### YOUR TASK
Put every line of the entries below into a JSON list of strings, one string per line, leaving out any blank lines.

*-*-*

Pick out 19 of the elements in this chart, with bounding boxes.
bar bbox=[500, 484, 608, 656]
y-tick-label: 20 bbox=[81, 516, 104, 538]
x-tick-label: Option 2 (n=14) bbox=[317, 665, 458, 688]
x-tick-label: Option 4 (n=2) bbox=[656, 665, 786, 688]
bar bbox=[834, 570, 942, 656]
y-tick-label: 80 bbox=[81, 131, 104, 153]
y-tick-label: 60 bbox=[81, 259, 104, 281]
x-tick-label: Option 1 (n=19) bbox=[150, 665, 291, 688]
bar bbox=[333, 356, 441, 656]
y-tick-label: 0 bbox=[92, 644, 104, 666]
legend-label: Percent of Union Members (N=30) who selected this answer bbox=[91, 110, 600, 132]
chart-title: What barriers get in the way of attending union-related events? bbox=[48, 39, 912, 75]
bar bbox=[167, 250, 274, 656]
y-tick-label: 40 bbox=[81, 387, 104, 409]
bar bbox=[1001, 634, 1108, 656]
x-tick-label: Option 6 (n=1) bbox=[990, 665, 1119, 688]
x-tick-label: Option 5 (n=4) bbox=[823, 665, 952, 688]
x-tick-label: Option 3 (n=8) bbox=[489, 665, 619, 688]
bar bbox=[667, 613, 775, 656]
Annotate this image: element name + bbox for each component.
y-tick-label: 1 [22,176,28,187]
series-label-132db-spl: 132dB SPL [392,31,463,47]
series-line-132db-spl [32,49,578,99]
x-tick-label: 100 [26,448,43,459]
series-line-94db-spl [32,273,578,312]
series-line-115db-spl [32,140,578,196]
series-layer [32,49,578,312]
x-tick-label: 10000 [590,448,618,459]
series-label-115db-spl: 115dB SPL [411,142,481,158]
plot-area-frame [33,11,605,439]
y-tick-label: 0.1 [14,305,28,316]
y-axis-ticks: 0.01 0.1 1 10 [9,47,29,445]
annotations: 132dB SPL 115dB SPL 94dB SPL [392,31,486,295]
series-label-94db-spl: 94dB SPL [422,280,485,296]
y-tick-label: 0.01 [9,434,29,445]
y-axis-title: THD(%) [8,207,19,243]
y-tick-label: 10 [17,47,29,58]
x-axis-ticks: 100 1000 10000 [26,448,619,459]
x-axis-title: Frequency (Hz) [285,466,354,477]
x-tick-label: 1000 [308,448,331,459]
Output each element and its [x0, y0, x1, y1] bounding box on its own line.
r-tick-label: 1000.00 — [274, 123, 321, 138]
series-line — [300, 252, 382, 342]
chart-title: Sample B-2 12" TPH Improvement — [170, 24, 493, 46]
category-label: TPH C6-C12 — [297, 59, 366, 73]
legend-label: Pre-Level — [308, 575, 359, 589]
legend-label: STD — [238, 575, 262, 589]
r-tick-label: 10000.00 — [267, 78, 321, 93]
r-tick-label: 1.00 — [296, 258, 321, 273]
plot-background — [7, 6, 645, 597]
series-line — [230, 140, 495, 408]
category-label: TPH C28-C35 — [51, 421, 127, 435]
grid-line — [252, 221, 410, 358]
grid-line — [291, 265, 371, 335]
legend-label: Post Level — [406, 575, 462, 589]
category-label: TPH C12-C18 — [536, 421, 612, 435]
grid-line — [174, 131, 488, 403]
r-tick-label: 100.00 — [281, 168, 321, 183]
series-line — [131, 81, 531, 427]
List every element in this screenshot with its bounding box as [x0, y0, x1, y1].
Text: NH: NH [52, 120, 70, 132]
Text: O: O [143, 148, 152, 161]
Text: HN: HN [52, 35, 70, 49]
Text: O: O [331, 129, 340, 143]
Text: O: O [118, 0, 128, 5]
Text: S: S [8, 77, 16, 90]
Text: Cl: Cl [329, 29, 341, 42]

*-*-*

### THE REPLY
[
  "Pick out 19 of the elements in this chart, with bounding boxes.",
  "bar bbox=[500, 484, 608, 656]",
  "y-tick-label: 20 bbox=[81, 516, 104, 538]",
  "x-tick-label: Option 2 (n=14) bbox=[317, 665, 458, 688]",
  "x-tick-label: Option 4 (n=2) bbox=[656, 665, 786, 688]",
  "bar bbox=[834, 570, 942, 656]",
  "y-tick-label: 80 bbox=[81, 131, 104, 153]",
  "y-tick-label: 60 bbox=[81, 259, 104, 281]",
  "x-tick-label: Option 1 (n=19) bbox=[150, 665, 291, 688]",
  "bar bbox=[333, 356, 441, 656]",
  "y-tick-label: 0 bbox=[92, 644, 104, 666]",
  "legend-label: Percent of Union Members (N=30) who selected this answer bbox=[91, 110, 600, 132]",
  "chart-title: What barriers get in the way of attending union-related events? bbox=[48, 39, 912, 75]",
  "bar bbox=[167, 250, 274, 656]",
  "y-tick-label: 40 bbox=[81, 387, 104, 409]",
  "bar bbox=[1001, 634, 1108, 656]",
  "x-tick-label: Option 6 (n=1) bbox=[990, 665, 1119, 688]",
  "x-tick-label: Option 5 (n=4) bbox=[823, 665, 952, 688]",
  "x-tick-label: Option 3 (n=8) bbox=[489, 665, 619, 688]",
  "bar bbox=[667, 613, 775, 656]",
  "Annotate this image: element name + bbox for each component.",
  "y-tick-label: 1 [22,176,28,187]",
  "series-label-132db-spl: 132dB SPL [392,31,463,47]",
  "series-line-132db-spl [32,49,578,99]",
  "x-tick-label: 100 [26,448,43,459]",
  "series-line-94db-spl [32,273,578,312]",
  "series-line-115db-spl [32,140,578,196]",
  "series-layer [32,49,578,312]",
  "x-tick-label: 10000 [590,448,618,459]",
  "series-label-115db-spl: 115dB SPL [411,142,481,158]",
  "plot-area-frame [33,11,605,439]",
  "y-tick-label: 0.1 [14,305,28,316]",
  "y-axis-ticks: 0.01 0.1 1 10 [9,47,29,445]",
  "annotations: 132dB SPL 115dB SPL 94dB SPL [392,31,486,295]",
  "series-label-94db-spl: 94dB SPL [422,280,485,296]",
  "y-tick-label: 0.01 [9,434,29,445]",
  "y-axis-title: THD(%) [8,207,19,243]",
  "y-tick-label: 10 [17,47,29,58]",
  "x-axis-ticks: 100 1000 10000 [26,448,619,459]",
  "x-axis-title: Frequency (Hz) [285,466,354,477]",
  "x-tick-label: 1000 [308,448,331,459]",
  "Output each element and its [x0, y0, x1, y1] bounding box on its own line.",
  "r-tick-label: 1000.00 — [274, 123, 321, 138]",
  "series-line — [300, 252, 382, 342]",
  "chart-title: Sample B-2 12\" TPH Improvement — [170, 24, 493, 46]",
  "category-label: TPH C6-C12 — [297, 59, 366, 73]",
  "legend-label: Pre-Level — [308, 575, 359, 589]",
  "legend-label: STD — [238, 575, 262, 589]",
  "r-tick-label: 10000.00 — [267, 78, 321, 93]",
  "r-tick-label: 1.00 — [296, 258, 321, 273]",
  "plot-background — [7, 6, 645, 597]",
  "series-line — [230, 140, 495, 408]",
  "category-label: TPH C28-C35 — [51, 421, 127, 435]",
  "grid-line — [252, 221, 410, 358]",
  "grid-line — [291, 265, 371, 335]",
  "legend-label: Post Level — [406, 575, 462, 589]",
  "category-label: TPH C12-C18 — [536, 421, 612, 435]",
  "grid-line — [174, 131, 488, 403]",
  "r-tick-label: 100.00 — [281, 168, 321, 183]",
  "series-line — [131, 81, 531, 427]",
  "List every element in this screenshot with its bounding box as [x0, y0, x1, y1].",
  "Text: NH: NH [52, 120, 70, 132]",
  "Text: O: O [143, 148, 152, 161]",
  "Text: HN: HN [52, 35, 70, 49]",
  "Text: O: O [331, 129, 340, 143]",
  "Text: O: O [118, 0, 128, 5]",
  "Text: S: S [8, 77, 16, 90]",
  "Text: Cl: Cl [329, 29, 341, 42]"
]